■ Request: In the listing below, count the lines containing the string "Output" and state only the number.

** Start Records provided **

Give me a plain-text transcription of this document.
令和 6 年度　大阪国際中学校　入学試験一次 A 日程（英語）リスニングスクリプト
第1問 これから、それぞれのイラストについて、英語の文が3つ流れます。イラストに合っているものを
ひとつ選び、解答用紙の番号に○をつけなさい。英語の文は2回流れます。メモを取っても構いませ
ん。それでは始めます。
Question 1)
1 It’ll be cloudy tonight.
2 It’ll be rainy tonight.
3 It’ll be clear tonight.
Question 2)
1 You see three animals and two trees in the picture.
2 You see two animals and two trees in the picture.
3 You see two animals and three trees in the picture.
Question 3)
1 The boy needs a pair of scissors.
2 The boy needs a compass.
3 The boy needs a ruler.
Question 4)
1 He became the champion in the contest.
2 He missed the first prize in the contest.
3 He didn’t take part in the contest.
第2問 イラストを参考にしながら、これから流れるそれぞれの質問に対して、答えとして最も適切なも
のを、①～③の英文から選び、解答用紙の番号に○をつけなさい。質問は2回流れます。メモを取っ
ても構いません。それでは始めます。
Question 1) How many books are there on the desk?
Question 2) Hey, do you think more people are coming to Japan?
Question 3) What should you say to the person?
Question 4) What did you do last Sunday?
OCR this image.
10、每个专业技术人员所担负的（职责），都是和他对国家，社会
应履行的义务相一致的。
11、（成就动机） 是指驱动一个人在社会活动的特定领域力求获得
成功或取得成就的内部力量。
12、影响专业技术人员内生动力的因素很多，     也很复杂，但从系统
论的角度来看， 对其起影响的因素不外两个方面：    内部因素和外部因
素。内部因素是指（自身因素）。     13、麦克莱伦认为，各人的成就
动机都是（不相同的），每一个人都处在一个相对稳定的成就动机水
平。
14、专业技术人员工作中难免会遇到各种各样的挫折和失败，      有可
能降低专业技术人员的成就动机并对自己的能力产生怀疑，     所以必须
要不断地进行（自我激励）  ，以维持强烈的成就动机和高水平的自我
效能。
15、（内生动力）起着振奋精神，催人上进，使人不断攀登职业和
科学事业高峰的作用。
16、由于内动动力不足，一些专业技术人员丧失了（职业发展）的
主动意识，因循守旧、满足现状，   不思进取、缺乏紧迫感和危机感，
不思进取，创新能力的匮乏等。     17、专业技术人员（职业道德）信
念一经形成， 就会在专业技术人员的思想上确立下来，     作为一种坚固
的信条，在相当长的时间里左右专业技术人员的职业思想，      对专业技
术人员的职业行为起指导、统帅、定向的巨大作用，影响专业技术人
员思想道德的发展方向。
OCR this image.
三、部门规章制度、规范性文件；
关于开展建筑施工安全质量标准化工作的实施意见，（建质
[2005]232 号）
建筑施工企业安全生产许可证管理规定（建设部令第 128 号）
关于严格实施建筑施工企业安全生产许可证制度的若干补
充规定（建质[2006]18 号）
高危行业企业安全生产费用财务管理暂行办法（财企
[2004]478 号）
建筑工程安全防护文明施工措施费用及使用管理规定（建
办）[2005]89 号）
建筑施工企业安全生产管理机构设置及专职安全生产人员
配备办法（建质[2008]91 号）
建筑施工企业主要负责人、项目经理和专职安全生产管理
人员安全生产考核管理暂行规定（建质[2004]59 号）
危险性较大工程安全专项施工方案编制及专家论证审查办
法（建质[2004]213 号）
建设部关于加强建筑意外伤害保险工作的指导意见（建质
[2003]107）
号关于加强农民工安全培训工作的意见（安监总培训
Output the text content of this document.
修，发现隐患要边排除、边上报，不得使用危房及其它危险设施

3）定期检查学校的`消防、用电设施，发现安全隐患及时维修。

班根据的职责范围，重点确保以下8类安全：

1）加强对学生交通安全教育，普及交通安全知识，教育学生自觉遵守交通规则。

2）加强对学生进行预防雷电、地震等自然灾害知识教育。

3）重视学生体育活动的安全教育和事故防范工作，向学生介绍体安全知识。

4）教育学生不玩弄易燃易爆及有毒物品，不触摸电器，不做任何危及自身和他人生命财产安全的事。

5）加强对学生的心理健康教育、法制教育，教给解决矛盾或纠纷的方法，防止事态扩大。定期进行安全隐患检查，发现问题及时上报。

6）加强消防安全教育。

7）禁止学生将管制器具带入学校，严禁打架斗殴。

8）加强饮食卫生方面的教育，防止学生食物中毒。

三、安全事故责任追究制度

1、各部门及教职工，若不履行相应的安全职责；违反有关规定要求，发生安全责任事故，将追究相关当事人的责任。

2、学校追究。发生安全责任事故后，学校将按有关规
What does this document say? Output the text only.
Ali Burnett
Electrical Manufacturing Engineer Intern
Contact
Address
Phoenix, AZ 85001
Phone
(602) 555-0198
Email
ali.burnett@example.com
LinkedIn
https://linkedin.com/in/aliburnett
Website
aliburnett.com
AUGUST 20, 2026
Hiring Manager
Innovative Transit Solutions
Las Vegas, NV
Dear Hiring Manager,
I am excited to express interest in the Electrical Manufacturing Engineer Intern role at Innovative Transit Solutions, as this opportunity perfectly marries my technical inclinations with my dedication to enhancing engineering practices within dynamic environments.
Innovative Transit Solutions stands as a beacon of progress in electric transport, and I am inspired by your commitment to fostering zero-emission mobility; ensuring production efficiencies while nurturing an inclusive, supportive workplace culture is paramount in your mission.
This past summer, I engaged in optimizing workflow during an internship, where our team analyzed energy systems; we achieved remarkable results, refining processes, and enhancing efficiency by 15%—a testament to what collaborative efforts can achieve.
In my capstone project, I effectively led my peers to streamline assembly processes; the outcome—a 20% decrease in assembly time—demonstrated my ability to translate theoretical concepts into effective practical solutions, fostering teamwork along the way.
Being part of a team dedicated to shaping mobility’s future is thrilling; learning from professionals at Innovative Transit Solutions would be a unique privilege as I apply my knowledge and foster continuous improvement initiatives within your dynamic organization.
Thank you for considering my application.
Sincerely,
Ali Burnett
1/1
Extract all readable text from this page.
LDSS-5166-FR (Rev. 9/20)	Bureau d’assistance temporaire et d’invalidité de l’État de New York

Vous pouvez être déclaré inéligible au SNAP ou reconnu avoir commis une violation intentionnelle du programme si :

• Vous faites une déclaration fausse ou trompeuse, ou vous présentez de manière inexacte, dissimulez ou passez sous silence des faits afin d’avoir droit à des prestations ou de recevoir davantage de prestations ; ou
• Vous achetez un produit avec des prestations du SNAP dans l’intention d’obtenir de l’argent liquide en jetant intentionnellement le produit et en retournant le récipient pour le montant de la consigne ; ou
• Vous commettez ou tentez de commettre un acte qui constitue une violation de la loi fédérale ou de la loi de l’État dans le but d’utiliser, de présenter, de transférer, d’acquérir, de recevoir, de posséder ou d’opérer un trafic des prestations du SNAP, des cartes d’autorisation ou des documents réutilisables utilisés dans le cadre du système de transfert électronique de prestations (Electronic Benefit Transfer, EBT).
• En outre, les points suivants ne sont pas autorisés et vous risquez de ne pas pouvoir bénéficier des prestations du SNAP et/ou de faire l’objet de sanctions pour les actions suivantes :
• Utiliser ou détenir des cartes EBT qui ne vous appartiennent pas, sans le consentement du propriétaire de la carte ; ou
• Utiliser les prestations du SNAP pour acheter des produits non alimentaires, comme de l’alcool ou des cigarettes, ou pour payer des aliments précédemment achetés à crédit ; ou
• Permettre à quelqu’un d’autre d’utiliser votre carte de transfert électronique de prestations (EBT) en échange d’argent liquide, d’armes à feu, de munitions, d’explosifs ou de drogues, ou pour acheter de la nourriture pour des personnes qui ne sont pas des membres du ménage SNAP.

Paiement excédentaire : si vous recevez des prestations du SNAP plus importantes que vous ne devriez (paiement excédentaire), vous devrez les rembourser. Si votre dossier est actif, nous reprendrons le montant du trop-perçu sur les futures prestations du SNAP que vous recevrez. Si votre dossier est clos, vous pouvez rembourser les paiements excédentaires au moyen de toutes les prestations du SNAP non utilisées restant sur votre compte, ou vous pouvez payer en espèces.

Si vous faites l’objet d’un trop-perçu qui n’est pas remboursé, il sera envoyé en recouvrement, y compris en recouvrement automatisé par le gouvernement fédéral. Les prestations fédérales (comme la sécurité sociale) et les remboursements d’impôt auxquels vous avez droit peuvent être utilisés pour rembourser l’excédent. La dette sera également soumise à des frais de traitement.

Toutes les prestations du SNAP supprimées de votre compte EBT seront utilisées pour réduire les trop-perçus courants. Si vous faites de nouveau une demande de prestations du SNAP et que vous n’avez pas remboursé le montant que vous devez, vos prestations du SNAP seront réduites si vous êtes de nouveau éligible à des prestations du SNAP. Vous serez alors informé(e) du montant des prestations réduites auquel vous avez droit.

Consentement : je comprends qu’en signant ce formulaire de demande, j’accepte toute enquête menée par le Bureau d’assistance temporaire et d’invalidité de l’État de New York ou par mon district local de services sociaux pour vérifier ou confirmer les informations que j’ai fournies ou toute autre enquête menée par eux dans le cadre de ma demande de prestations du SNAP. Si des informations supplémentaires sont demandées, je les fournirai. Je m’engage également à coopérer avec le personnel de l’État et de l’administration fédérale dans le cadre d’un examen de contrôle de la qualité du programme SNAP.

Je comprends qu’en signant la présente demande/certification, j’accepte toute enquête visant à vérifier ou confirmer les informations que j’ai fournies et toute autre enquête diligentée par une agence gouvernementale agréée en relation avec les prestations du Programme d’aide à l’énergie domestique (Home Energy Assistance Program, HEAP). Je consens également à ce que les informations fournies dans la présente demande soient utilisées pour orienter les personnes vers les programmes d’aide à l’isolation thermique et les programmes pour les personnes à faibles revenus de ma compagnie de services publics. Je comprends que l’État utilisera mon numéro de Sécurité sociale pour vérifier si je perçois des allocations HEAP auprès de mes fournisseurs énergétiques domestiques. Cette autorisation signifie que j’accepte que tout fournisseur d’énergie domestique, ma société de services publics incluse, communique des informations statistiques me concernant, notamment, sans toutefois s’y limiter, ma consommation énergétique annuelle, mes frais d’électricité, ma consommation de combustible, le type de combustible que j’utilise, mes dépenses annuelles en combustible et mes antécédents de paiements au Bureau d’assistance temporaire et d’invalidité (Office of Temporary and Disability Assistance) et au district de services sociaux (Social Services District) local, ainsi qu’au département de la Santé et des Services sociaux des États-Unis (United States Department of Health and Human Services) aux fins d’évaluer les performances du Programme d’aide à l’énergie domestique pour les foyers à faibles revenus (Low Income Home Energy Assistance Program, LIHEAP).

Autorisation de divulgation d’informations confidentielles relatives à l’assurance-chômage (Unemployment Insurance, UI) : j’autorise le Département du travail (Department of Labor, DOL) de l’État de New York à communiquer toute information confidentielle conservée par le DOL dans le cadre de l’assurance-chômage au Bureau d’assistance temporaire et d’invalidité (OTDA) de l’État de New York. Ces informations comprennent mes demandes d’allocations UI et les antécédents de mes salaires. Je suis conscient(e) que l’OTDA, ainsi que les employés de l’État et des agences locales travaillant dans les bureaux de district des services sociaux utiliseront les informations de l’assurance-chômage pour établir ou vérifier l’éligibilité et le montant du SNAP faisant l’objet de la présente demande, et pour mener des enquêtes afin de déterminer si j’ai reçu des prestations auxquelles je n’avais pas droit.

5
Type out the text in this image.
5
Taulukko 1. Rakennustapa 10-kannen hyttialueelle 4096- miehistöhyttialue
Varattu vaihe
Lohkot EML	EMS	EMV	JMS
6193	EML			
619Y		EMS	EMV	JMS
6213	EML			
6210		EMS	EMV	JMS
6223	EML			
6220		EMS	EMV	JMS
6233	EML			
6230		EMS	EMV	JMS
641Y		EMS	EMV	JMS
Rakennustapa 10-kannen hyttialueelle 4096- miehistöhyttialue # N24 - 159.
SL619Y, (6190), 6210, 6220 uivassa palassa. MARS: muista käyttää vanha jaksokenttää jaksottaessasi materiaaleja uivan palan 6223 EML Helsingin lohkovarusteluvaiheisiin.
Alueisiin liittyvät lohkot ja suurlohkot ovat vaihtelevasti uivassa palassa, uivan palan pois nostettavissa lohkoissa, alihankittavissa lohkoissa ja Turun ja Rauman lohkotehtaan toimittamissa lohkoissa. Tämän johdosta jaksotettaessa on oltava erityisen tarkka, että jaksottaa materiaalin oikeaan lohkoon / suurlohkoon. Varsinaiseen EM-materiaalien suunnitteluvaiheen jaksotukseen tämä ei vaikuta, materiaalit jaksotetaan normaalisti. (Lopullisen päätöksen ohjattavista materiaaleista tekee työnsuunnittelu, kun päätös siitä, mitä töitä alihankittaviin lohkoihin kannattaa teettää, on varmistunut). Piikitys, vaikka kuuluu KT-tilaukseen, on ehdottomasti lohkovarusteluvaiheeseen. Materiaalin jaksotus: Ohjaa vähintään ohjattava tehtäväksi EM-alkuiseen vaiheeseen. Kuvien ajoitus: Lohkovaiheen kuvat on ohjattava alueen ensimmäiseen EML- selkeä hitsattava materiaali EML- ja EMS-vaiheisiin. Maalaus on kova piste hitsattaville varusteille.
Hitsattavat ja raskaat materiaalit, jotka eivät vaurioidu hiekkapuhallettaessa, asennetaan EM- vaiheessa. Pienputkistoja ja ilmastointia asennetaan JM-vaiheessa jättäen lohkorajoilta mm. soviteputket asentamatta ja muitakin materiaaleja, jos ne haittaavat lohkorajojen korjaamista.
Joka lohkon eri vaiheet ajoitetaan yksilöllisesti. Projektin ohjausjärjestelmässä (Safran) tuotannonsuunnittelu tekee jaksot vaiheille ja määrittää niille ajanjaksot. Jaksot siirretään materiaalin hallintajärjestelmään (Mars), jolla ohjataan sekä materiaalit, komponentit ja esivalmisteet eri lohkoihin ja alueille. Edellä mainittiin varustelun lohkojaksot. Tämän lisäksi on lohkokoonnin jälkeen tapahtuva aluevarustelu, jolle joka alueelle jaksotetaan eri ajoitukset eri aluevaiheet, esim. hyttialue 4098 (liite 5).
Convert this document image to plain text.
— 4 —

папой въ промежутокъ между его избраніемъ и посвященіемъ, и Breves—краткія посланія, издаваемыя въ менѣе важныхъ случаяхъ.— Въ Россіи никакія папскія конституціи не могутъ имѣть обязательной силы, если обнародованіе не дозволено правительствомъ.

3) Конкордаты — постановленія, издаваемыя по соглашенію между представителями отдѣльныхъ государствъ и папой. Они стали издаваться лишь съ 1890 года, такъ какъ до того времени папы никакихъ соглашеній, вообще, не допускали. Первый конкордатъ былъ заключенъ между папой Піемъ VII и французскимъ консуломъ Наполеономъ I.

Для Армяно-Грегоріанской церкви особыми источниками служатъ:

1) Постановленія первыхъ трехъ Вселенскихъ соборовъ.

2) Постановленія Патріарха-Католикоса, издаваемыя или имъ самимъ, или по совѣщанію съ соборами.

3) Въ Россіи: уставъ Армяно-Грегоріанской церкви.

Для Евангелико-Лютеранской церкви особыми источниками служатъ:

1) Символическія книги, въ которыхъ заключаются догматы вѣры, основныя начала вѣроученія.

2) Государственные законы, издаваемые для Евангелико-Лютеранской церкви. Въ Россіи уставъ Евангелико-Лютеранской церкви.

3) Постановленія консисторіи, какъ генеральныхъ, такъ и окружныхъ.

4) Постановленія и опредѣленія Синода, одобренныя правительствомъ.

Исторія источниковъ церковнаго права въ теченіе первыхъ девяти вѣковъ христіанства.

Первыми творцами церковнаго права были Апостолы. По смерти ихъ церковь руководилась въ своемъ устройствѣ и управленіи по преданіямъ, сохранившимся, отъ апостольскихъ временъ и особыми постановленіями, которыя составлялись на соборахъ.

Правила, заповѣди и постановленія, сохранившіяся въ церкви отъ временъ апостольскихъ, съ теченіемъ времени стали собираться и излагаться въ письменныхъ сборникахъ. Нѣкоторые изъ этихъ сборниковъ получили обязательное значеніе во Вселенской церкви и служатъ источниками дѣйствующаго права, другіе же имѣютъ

** End Records provided **

■ Result of this exercise: 2